>> Start Given records
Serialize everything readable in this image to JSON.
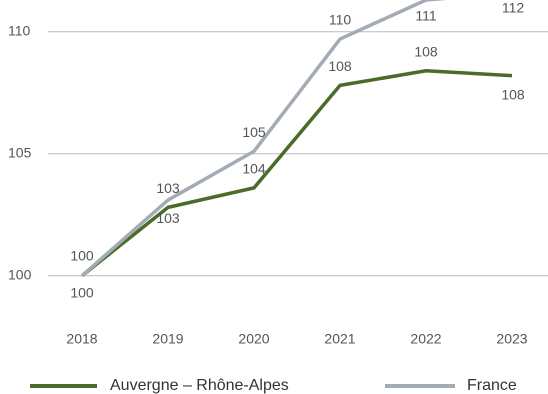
{
  "chart_data": {
    "type": "line",
    "categories": [
      "2018",
      "2019",
      "2020",
      "2021",
      "2022",
      "2023"
    ],
    "series": [
      {
        "name": "Auvergne – Rhône-Alpes",
        "color": "#4a6b2a",
        "values": [
          100,
          102.8,
          103.6,
          107.8,
          108.4,
          108.2
        ],
        "value_labels": [
          "100",
          "103",
          "104",
          "108",
          "108",
          "108"
        ]
      },
      {
        "name": "France",
        "color": "#a3abb5",
        "values": [
          100,
          103.1,
          105.1,
          109.7,
          111.3,
          111.6
        ],
        "value_labels": [
          "100",
          "103",
          "105",
          "110",
          "111",
          "112"
        ]
      }
    ],
    "ylim": [
      98.5,
      111.3
    ],
    "yticks": [
      100,
      105,
      110
    ],
    "grid": true
  }
}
>> End Given records
▸ **Request**
Return each line from the material above exactly, but not the pictures.

▸ **Exercise answer**
Serialize everything readable in this image to JSON.
{
  "chart_data": {
    "type": "line",
    "categories": [
      "2018",
      "2019",
      "2020",
      "2021",
      "2022",
      "2023"
    ],
    "series": [
      {
        "name": "Auvergne – Rhône-Alpes",
        "color": "#4a6b2a",
        "values": [
          100,
          102.8,
          103.6,
          107.8,
          108.4,
          108.2
        ],
        "value_labels": [
          "100",
          "103",
          "104",
          "108",
          "108",
          "108"
        ]
      },
      {
        "name": "France",
        "color": "#a3abb5",
        "values": [
          100,
          103.1,
          105.1,
          109.7,
          111.3,
          111.6
        ],
        "value_labels": [
          "100",
          "103",
          "105",
          "110",
          "111",
          "112"
        ]
      }
    ],
    "ylim": [
      98.5,
      111.3
    ],
    "yticks": [
      100,
      105,
      110
    ],
    "grid": true
  }
}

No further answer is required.